Data for this exercise
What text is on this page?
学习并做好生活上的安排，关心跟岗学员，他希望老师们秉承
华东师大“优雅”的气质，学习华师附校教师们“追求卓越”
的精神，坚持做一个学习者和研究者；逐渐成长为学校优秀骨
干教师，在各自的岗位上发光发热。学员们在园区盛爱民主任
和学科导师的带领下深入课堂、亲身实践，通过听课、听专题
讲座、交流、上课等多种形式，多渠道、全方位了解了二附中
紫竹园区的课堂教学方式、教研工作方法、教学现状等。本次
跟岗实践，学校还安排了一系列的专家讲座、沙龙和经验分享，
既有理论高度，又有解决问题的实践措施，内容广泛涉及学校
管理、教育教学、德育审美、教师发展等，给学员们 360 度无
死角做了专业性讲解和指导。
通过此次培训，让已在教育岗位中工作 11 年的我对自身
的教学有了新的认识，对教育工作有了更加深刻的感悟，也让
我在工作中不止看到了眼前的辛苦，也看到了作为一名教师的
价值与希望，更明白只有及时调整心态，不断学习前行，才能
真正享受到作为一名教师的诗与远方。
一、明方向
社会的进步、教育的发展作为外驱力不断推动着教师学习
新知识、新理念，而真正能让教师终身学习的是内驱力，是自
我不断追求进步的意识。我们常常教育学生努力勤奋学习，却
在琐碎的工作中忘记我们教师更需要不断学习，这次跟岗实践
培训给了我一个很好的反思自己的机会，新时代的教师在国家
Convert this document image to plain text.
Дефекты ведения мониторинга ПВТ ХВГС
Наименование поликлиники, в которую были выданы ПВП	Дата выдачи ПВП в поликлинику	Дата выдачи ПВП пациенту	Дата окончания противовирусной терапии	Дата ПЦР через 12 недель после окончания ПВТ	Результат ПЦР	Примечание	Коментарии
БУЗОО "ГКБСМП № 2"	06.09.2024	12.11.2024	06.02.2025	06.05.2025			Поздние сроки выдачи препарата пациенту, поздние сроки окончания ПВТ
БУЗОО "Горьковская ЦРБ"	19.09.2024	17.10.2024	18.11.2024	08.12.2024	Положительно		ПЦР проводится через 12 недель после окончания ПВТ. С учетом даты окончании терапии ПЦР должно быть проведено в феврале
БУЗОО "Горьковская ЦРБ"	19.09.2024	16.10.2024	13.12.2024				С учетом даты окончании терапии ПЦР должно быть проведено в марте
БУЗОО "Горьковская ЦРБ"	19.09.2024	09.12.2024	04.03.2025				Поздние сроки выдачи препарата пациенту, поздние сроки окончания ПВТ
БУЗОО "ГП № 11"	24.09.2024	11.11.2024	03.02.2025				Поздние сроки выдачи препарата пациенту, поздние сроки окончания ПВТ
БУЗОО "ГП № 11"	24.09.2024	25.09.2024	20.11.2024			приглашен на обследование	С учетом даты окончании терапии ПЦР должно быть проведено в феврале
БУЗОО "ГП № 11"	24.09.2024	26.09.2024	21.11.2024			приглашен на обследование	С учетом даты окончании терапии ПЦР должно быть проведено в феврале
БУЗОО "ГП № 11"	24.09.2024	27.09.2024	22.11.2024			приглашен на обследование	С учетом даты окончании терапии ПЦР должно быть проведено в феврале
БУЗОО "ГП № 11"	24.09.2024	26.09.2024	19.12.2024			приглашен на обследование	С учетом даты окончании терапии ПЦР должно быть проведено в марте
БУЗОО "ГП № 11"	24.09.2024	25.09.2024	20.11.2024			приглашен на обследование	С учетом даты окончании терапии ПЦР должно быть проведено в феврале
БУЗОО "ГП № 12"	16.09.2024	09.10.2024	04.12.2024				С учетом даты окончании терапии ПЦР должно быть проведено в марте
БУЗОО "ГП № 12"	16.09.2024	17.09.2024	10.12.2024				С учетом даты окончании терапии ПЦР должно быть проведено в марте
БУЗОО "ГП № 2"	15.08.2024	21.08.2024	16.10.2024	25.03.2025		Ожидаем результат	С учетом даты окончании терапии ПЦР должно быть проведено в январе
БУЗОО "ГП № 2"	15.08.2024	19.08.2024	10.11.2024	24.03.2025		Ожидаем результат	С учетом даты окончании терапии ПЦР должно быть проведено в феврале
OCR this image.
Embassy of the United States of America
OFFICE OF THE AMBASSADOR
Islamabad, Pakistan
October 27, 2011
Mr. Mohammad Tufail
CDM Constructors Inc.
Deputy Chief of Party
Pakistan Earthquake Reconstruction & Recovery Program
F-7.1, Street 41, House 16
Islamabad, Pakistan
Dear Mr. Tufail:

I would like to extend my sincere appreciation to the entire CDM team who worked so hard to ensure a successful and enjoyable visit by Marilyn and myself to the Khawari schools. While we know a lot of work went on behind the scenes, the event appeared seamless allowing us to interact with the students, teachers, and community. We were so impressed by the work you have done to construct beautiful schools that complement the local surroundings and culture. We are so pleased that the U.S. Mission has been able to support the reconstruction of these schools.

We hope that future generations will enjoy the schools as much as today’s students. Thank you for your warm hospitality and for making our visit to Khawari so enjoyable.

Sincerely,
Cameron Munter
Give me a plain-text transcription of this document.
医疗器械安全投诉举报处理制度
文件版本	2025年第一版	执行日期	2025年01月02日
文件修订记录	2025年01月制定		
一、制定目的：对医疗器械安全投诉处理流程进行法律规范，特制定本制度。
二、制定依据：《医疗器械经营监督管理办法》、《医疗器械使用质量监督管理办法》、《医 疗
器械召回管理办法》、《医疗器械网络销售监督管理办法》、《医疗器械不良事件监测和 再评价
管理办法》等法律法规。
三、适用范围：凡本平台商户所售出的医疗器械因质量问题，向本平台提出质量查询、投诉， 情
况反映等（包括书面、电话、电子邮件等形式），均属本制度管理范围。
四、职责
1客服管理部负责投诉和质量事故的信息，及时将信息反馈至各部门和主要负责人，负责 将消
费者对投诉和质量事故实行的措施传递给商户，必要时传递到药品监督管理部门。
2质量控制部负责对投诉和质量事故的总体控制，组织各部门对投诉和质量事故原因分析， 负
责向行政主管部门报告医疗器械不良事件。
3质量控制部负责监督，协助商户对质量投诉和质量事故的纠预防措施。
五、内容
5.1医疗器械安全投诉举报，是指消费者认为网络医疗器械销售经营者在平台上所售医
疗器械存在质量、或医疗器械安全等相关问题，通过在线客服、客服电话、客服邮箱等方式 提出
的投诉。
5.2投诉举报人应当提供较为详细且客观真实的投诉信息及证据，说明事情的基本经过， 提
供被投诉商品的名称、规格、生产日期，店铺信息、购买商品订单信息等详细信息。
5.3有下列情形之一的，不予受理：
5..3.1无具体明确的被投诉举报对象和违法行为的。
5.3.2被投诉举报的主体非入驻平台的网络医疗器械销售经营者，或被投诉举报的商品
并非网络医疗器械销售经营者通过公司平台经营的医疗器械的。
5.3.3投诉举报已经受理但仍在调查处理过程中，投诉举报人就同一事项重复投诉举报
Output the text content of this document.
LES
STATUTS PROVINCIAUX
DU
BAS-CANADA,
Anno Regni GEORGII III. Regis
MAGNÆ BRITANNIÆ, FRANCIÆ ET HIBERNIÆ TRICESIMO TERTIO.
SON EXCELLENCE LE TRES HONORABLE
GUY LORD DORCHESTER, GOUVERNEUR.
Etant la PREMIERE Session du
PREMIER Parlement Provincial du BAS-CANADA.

Task objective
From the records above, extract every line exactly as it stands.

Exercise solution
What text is on this page?
学习并做好生活上的安排，关心跟岗学员，他希望老师们秉承
华东师大“优雅”的气质，学习华师附校教师们“追求卓越”
的精神，坚持做一个学习者和研究者；逐渐成长为学校优秀骨
干教师，在各自的岗位上发光发热。学员们在园区盛爱民主任
和学科导师的带领下深入课堂、亲身实践，通过听课、听专题
讲座、交流、上课等多种形式，多渠道、全方位了解了二附中
紫竹园区的课堂教学方式、教研工作方法、教学现状等。本次
跟岗实践，学校还安排了一系列的专家讲座、沙龙和经验分享，
既有理论高度，又有解决问题的实践措施，内容广泛涉及学校
管理、教育教学、德育审美、教师发展等，给学员们 360 度无
死角做了专业性讲解和指导。
通过此次培训，让已在教育岗位中工作 11 年的我对自身
的教学有了新的认识，对教育工作有了更加深刻的感悟，也让
我在工作中不止看到了眼前的辛苦，也看到了作为一名教师的
价值与希望，更明白只有及时调整心态，不断学习前行，才能
真正享受到作为一名教师的诗与远方。
一、明方向
社会的进步、教育的发展作为外驱力不断推动着教师学习
新知识、新理念，而真正能让教师终身学习的是内驱力，是自
我不断追求进步的意识。我们常常教育学生努力勤奋学习，却
在琐碎的工作中忘记我们教师更需要不断学习，这次跟岗实践
培训给了我一个很好的反思自己的机会，新时代的教师在国家
Convert this document image to plain text.
Дефекты ведения мониторинга ПВТ ХВГС
Наименование поликлиники, в которую были выданы ПВП	Дата выдачи ПВП в поликлинику	Дата выдачи ПВП пациенту	Дата окончания противовирусной терапии	Дата ПЦР через 12 недель после окончания ПВТ	Результат ПЦР	Примечание	Коментарии
БУЗОО "ГКБСМП № 2"	06.09.2024	12.11.2024	06.02.2025	06.05.2025			Поздние сроки выдачи препарата пациенту, поздние сроки окончания ПВТ
БУЗОО "Горьковская ЦРБ"	19.09.2024	17.10.2024	18.11.2024	08.12.2024	Положительно		ПЦР проводится через 12 недель после окончания ПВТ. С учетом даты окончании терапии ПЦР должно быть проведено в феврале
БУЗОО "Горьковская ЦРБ"	19.09.2024	16.10.2024	13.12.2024				С учетом даты окончании терапии ПЦР должно быть проведено в марте
БУЗОО "Горьковская ЦРБ"	19.09.2024	09.12.2024	04.03.2025				Поздние сроки выдачи препарата пациенту, поздние сроки окончания ПВТ
БУЗОО "ГП № 11"	24.09.2024	11.11.2024	03.02.2025				Поздние сроки выдачи препарата пациенту, поздние сроки окончания ПВТ
БУЗОО "ГП № 11"	24.09.2024	25.09.2024	20.11.2024			приглашен на обследование	С учетом даты окончании терапии ПЦР должно быть проведено в феврале
БУЗОО "ГП № 11"	24.09.2024	26.09.2024	21.11.2024			приглашен на обследование	С учетом даты окончании терапии ПЦР должно быть проведено в феврале
БУЗОО "ГП № 11"	24.09.2024	27.09.2024	22.11.2024			приглашен на обследование	С учетом даты окончании терапии ПЦР должно быть проведено в феврале
БУЗОО "ГП № 11"	24.09.2024	26.09.2024	19.12.2024			приглашен на обследование	С учетом даты окончании терапии ПЦР должно быть проведено в марте
БУЗОО "ГП № 11"	24.09.2024	25.09.2024	20.11.2024			приглашен на обследование	С учетом даты окончании терапии ПЦР должно быть проведено в феврале
БУЗОО "ГП № 12"	16.09.2024	09.10.2024	04.12.2024				С учетом даты окончании терапии ПЦР должно быть проведено в марте
БУЗОО "ГП № 12"	16.09.2024	17.09.2024	10.12.2024				С учетом даты окончании терапии ПЦР должно быть проведено в марте
БУЗОО "ГП № 2"	15.08.2024	21.08.2024	16.10.2024	25.03.2025		Ожидаем результат	С учетом даты окончании терапии ПЦР должно быть проведено в январе
БУЗОО "ГП № 2"	15.08.2024	19.08.2024	10.11.2024	24.03.2025		Ожидаем результат	С учетом даты окончании терапии ПЦР должно быть проведено в феврале
OCR this image.
Embassy of the United States of America
OFFICE OF THE AMBASSADOR
Islamabad, Pakistan
October 27, 2011
Mr. Mohammad Tufail
CDM Constructors Inc.
Deputy Chief of Party
Pakistan Earthquake Reconstruction & Recovery Program
F-7.1, Street 41, House 16
Islamabad, Pakistan
Dear Mr. Tufail:

I would like to extend my sincere appreciation to the entire CDM team who worked so hard to ensure a successful and enjoyable visit by Marilyn and myself to the Khawari schools. While we know a lot of work went on behind the scenes, the event appeared seamless allowing us to interact with the students, teachers, and community. We were so impressed by the work you have done to construct beautiful schools that complement the local surroundings and culture. We are so pleased that the U.S. Mission has been able to support the reconstruction of these schools.

We hope that future generations will enjoy the schools as much as today’s students. Thank you for your warm hospitality and for making our visit to Khawari so enjoyable.

Sincerely,
Cameron Munter
Give me a plain-text transcription of this document.
医疗器械安全投诉举报处理制度
文件版本	2025年第一版	执行日期	2025年01月02日
文件修订记录	2025年01月制定		
一、制定目的：对医疗器械安全投诉处理流程进行法律规范，特制定本制度。
二、制定依据：《医疗器械经营监督管理办法》、《医疗器械使用质量监督管理办法》、《医 疗
器械召回管理办法》、《医疗器械网络销售监督管理办法》、《医疗器械不良事件监测和 再评价
管理办法》等法律法规。
三、适用范围：凡本平台商户所售出的医疗器械因质量问题，向本平台提出质量查询、投诉， 情
况反映等（包括书面、电话、电子邮件等形式），均属本制度管理范围。
四、职责
1客服管理部负责投诉和质量事故的信息，及时将信息反馈至各部门和主要负责人，负责 将消
费者对投诉和质量事故实行的措施传递给商户，必要时传递到药品监督管理部门。
2质量控制部负责对投诉和质量事故的总体控制，组织各部门对投诉和质量事故原因分析， 负
责向行政主管部门报告医疗器械不良事件。
3质量控制部负责监督，协助商户对质量投诉和质量事故的纠预防措施。
五、内容
5.1医疗器械安全投诉举报，是指消费者认为网络医疗器械销售经营者在平台上所售医
疗器械存在质量、或医疗器械安全等相关问题，通过在线客服、客服电话、客服邮箱等方式 提出
的投诉。
5.2投诉举报人应当提供较为详细且客观真实的投诉信息及证据，说明事情的基本经过， 提
供被投诉商品的名称、规格、生产日期，店铺信息、购买商品订单信息等详细信息。
5.3有下列情形之一的，不予受理：
5..3.1无具体明确的被投诉举报对象和违法行为的。
5.3.2被投诉举报的主体非入驻平台的网络医疗器械销售经营者，或被投诉举报的商品
并非网络医疗器械销售经营者通过公司平台经营的医疗器械的。
5.3.3投诉举报已经受理但仍在调查处理过程中，投诉举报人就同一事项重复投诉举报
Output the text content of this document.
LES
STATUTS PROVINCIAUX
DU
BAS-CANADA,
Anno Regni GEORGII III. Regis
MAGNÆ BRITANNIÆ, FRANCIÆ ET HIBERNIÆ TRICESIMO TERTIO.
SON EXCELLENCE LE TRES HONORABLE
GUY LORD DORCHESTER, GOUVERNEUR.
Etant la PREMIERE Session du
PREMIER Parlement Provincial du BAS-CANADA.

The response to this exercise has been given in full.